* [WRITTEN REQUEST]:
Where a line holds "this", copy it.

RECORD LIST start

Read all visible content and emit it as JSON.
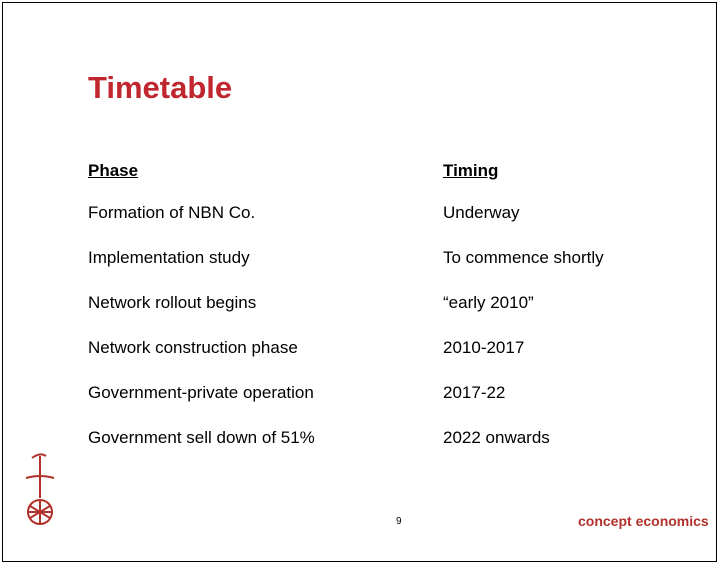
{
  "header": {
    "title": "Timetable"
  },
  "table": {
    "columns": [
      "Phase",
      "Timing"
    ],
    "rows": [
      [
        "Formation of NBN Co.",
        "Underway"
      ],
      [
        "Implementation study",
        "To commence shortly"
      ],
      [
        "Network rollout begins",
        "“early 2010”"
      ],
      [
        "Network construction phase",
        "2010-2017"
      ],
      [
        "Government-private operation",
        "2017-22"
      ],
      [
        "Government sell down of 51%",
        "2022 onwards"
      ]
    ]
  },
  "footer": {
    "page_number": "9",
    "brand": "concept economics"
  }
}
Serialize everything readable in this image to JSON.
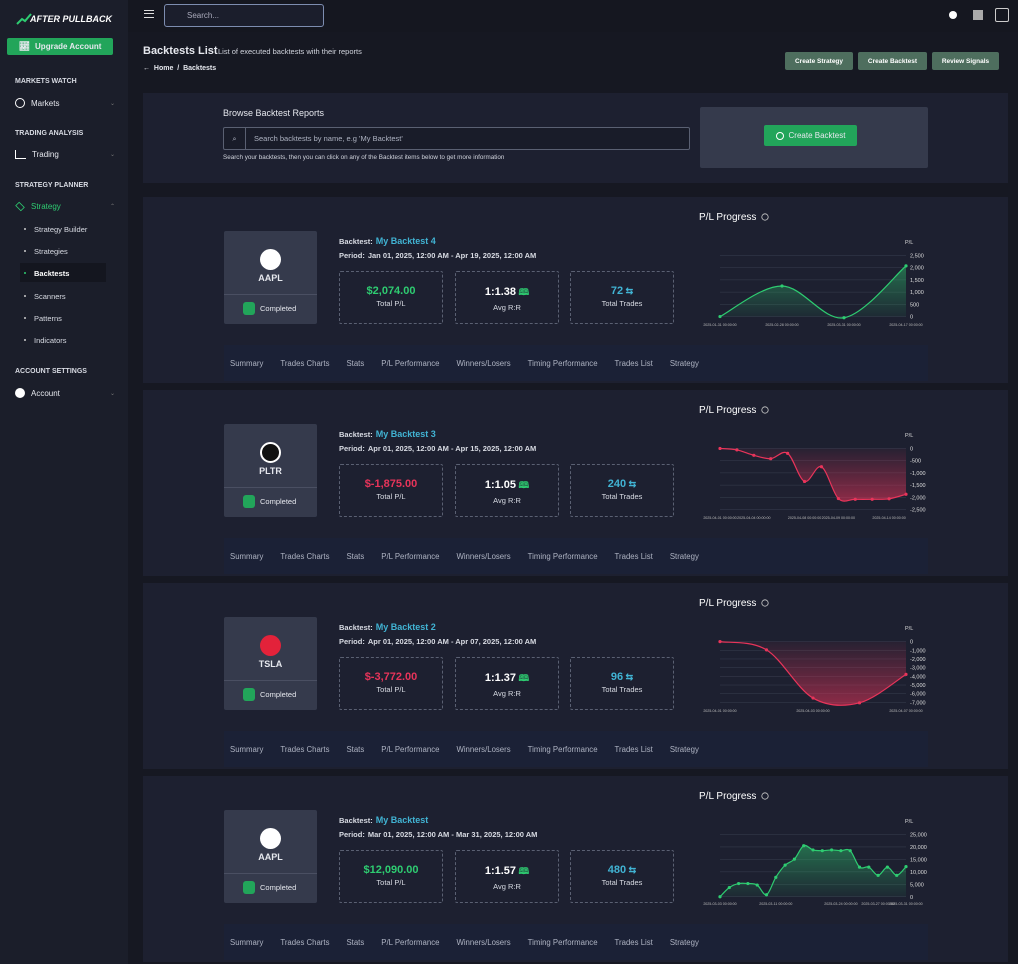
{
  "sidebar": {
    "logo": "AFTER PULLBACK",
    "upgrade": "Upgrade Account",
    "sections": [
      {
        "title": "MARKETS WATCH",
        "items": [
          "Markets"
        ]
      },
      {
        "title": "TRADING ANALYSIS",
        "items": [
          "Trading"
        ]
      },
      {
        "title": "STRATEGY PLANNER",
        "items": [
          "Strategy"
        ],
        "children": [
          "Strategy Builder",
          "Strategies",
          "Backtests",
          "Scanners",
          "Patterns",
          "Indicators"
        ]
      },
      {
        "title": "ACCOUNT SETTINGS",
        "items": [
          "Account"
        ]
      }
    ]
  },
  "topbar": {
    "search_placeholder": "Search..."
  },
  "header": {
    "title": "Backtests List",
    "subtitle": "List of executed backtests with their reports",
    "breadcrumb": [
      "Home",
      "Backtests"
    ],
    "buttons": [
      "Create Strategy",
      "Create Backtest",
      "Review Signals"
    ]
  },
  "browse": {
    "title": "Browse Backtest Reports",
    "search_placeholder": "Search backtests by name, e.g 'My Backtest'",
    "help": "Search your backtests, then you can click on any of the Backtest items below to get more information",
    "button": "Create Backtest"
  },
  "backtests": [
    {
      "ticker": "AAPL",
      "status": "Completed",
      "backtest_label": "Backtest:",
      "name": "My Backtest 4",
      "period_label": "Period:",
      "period": "Jan 01, 2025, 12:00 AM - Apr 19, 2025, 12:00 AM",
      "stats": [
        {
          "value": "$2,074.00",
          "label": "Total P/L"
        },
        {
          "value": "1:1.38",
          "label": "Avg R:R"
        },
        {
          "value": "72",
          "label": "Total Trades"
        }
      ],
      "tabs": [
        "Summary",
        "Trades Charts",
        "Stats",
        "P/L Performance",
        "Winners/Losers",
        "Timing Performance",
        "Trades List",
        "Strategy"
      ],
      "chart": {
        "type": "area",
        "title": "P/L Progress",
        "y_label": "P/L",
        "color": "#2ecc71",
        "categories": [
          "2025-01-31 00:00:00",
          "2025-02-28 00:00:00",
          "2025-03-31 00:00:00",
          "2025-04-17 00:00:00"
        ],
        "values": [
          0,
          1250,
          -50,
          2074
        ],
        "ylim": [
          -100,
          2600
        ],
        "yticks": [
          0,
          500,
          {
            "value": 1000,
            "label": "1,000"
          },
          {
            "value": 1500,
            "label": "1,500"
          },
          {
            "value": 2000,
            "label": "2,000"
          },
          {
            "value": 2500,
            "label": "2,500"
          }
        ]
      }
    },
    {
      "ticker": "PLTR",
      "status": "Completed",
      "backtest_label": "Backtest:",
      "name": "My Backtest 3",
      "period_label": "Period:",
      "period": "Apr 01, 2025, 12:00 AM - Apr 15, 2025, 12:00 AM",
      "stats": [
        {
          "value": "$-1,875.00",
          "label": "Total P/L"
        },
        {
          "value": "1:1.05",
          "label": "Avg R:R"
        },
        {
          "value": "240",
          "label": "Total Trades"
        }
      ],
      "tabs": [
        "Summary",
        "Trades Charts",
        "Stats",
        "P/L Performance",
        "Winners/Losers",
        "Timing Performance",
        "Trades List",
        "Strategy"
      ],
      "chart": {
        "type": "area",
        "title": "P/L Progress",
        "y_label": "P/L",
        "color": "#e8345a",
        "categories": [
          "2025-04-01 00:00:00",
          null,
          "2025-04-04 00:00:00",
          null,
          null,
          "2025-04-08 00:00:00",
          null,
          "2025-04-09 00:00:00",
          null,
          null,
          "2025-04-14 00:00:00",
          null
        ],
        "values": [
          0,
          -60,
          -280,
          -420,
          -200,
          -1350,
          -750,
          -2050,
          -2080,
          -2080,
          -2060,
          -1875
        ],
        "ylim": [
          -2600,
          100
        ],
        "yticks": [
          0,
          -500,
          {
            "value": -1000,
            "label": "-1,000"
          },
          {
            "value": -1500,
            "label": "-1,500"
          },
          {
            "value": -2000,
            "label": "-2,000"
          },
          {
            "value": -2500,
            "label": "-2,500"
          }
        ]
      }
    },
    {
      "ticker": "TSLA",
      "status": "Completed",
      "backtest_label": "Backtest:",
      "name": "My Backtest 2",
      "period_label": "Period:",
      "period": "Apr 01, 2025, 12:00 AM - Apr 07, 2025, 12:00 AM",
      "stats": [
        {
          "value": "$-3,772.00",
          "label": "Total P/L"
        },
        {
          "value": "1:1.37",
          "label": "Avg R:R"
        },
        {
          "value": "96",
          "label": "Total Trades"
        }
      ],
      "tabs": [
        "Summary",
        "Trades Charts",
        "Stats",
        "P/L Performance",
        "Winners/Losers",
        "Timing Performance",
        "Trades List",
        "Strategy"
      ],
      "chart": {
        "type": "area",
        "title": "P/L Progress",
        "y_label": "P/L",
        "color": "#e8345a",
        "categories": [
          "2025-04-01 00:00:00",
          null,
          "2025-04-03 00:00:00",
          null,
          "2025-04-07 00:00:00"
        ],
        "values": [
          0,
          -950,
          -6500,
          -7050,
          -3772
        ],
        "ylim": [
          -7300,
          300
        ],
        "yticks": [
          0,
          {
            "value": -1000,
            "label": "-1,000"
          },
          {
            "value": -2000,
            "label": "-2,000"
          },
          {
            "value": -3000,
            "label": "-3,000"
          },
          {
            "value": -4000,
            "label": "-4,000"
          },
          {
            "value": -5000,
            "label": "-5,000"
          },
          {
            "value": -6000,
            "label": "-6,000"
          },
          {
            "value": -7000,
            "label": "-7,000"
          }
        ]
      }
    },
    {
      "ticker": "AAPL",
      "status": "Completed",
      "backtest_label": "Backtest:",
      "name": "My Backtest",
      "period_label": "Period:",
      "period": "Mar 01, 2025, 12:00 AM - Mar 31, 2025, 12:00 AM",
      "stats": [
        {
          "value": "$12,090.00",
          "label": "Total P/L"
        },
        {
          "value": "1:1.57",
          "label": "Avg R:R"
        },
        {
          "value": "480",
          "label": "Total Trades"
        }
      ],
      "tabs": [
        "Summary",
        "Trades Charts",
        "Stats",
        "P/L Performance",
        "Winners/Losers",
        "Timing Performance",
        "Trades List",
        "Strategy"
      ],
      "chart": {
        "type": "area",
        "title": "P/L Progress",
        "y_label": "P/L",
        "color": "#2ecc71",
        "categories": [
          "2025-03-03 00:00:00",
          null,
          null,
          null,
          null,
          null,
          "2025-03-11 00:00:00",
          null,
          null,
          null,
          null,
          null,
          null,
          "2025-03-24 00:00:00",
          null,
          null,
          null,
          "2025-03-27 00:00:00",
          null,
          null,
          "2025-03-31 00:00:00"
        ],
        "values": [
          0,
          3700,
          5300,
          5300,
          4700,
          800,
          7800,
          12700,
          15100,
          20500,
          18800,
          18500,
          18800,
          18500,
          18500,
          11900,
          11900,
          8600,
          11900,
          8600,
          12090
        ],
        "ylim": [
          -500,
          26000
        ],
        "yticks": [
          0,
          {
            "value": 5000,
            "label": "5,000"
          },
          {
            "value": 10000,
            "label": "10,000"
          },
          {
            "value": 15000,
            "label": "15,000"
          },
          {
            "value": 20000,
            "label": "20,000"
          },
          {
            "value": 25000,
            "label": "25,000"
          }
        ]
      }
    }
  ]
}
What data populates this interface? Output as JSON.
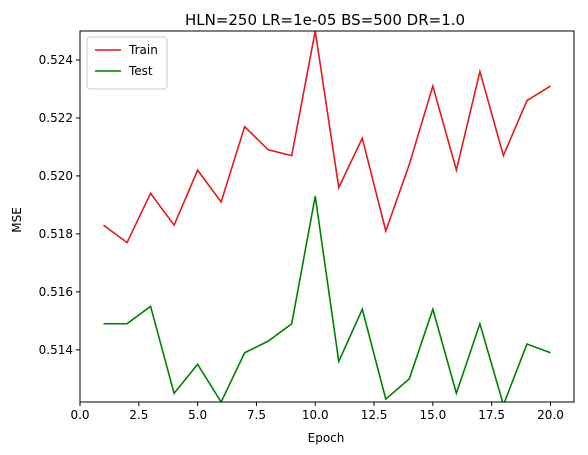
{
  "chart_data": {
    "type": "line",
    "title": "HLN=250 LR=1e-05 BS=500 DR=1.0",
    "xlabel": "Epoch",
    "ylabel": "MSE",
    "xlim": [
      0.0,
      21.0
    ],
    "ylim": [
      0.5122,
      0.525
    ],
    "x_ticks": [
      "0.0",
      "2.5",
      "5.0",
      "7.5",
      "10.0",
      "12.5",
      "15.0",
      "17.5",
      "20.0"
    ],
    "x_tick_values": [
      0,
      2.5,
      5,
      7.5,
      10,
      12.5,
      15,
      17.5,
      20
    ],
    "y_ticks": [
      "0.514",
      "0.516",
      "0.518",
      "0.520",
      "0.522",
      "0.524"
    ],
    "y_tick_values": [
      0.514,
      0.516,
      0.518,
      0.52,
      0.522,
      0.524
    ],
    "grid": false,
    "legend_position": "top-left",
    "x": [
      1,
      2,
      3,
      4,
      5,
      6,
      7,
      8,
      9,
      10,
      11,
      12,
      13,
      14,
      15,
      16,
      17,
      18,
      19,
      20
    ],
    "series": [
      {
        "name": "Train",
        "color": "#e41a1c",
        "values": [
          0.5183,
          0.5177,
          0.5194,
          0.5183,
          0.5202,
          0.5191,
          0.5217,
          0.5209,
          0.5207,
          0.525,
          0.5196,
          0.5213,
          0.5181,
          0.5204,
          0.5231,
          0.5202,
          0.5236,
          0.5207,
          0.5226,
          0.5231
        ]
      },
      {
        "name": "Test",
        "color": "#008000",
        "values": [
          0.5149,
          0.5149,
          0.5155,
          0.5125,
          0.5135,
          0.5122,
          0.5139,
          0.5143,
          0.5149,
          0.5193,
          0.5136,
          0.5154,
          0.5123,
          0.513,
          0.5154,
          0.5125,
          0.5149,
          0.5121,
          0.5142,
          0.5139
        ]
      }
    ]
  }
}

RECORD LIST end

* [CORRECT ANSWER]:
Serialize everything readable in this image to JSON.
What data populates this interface? Output as JSON.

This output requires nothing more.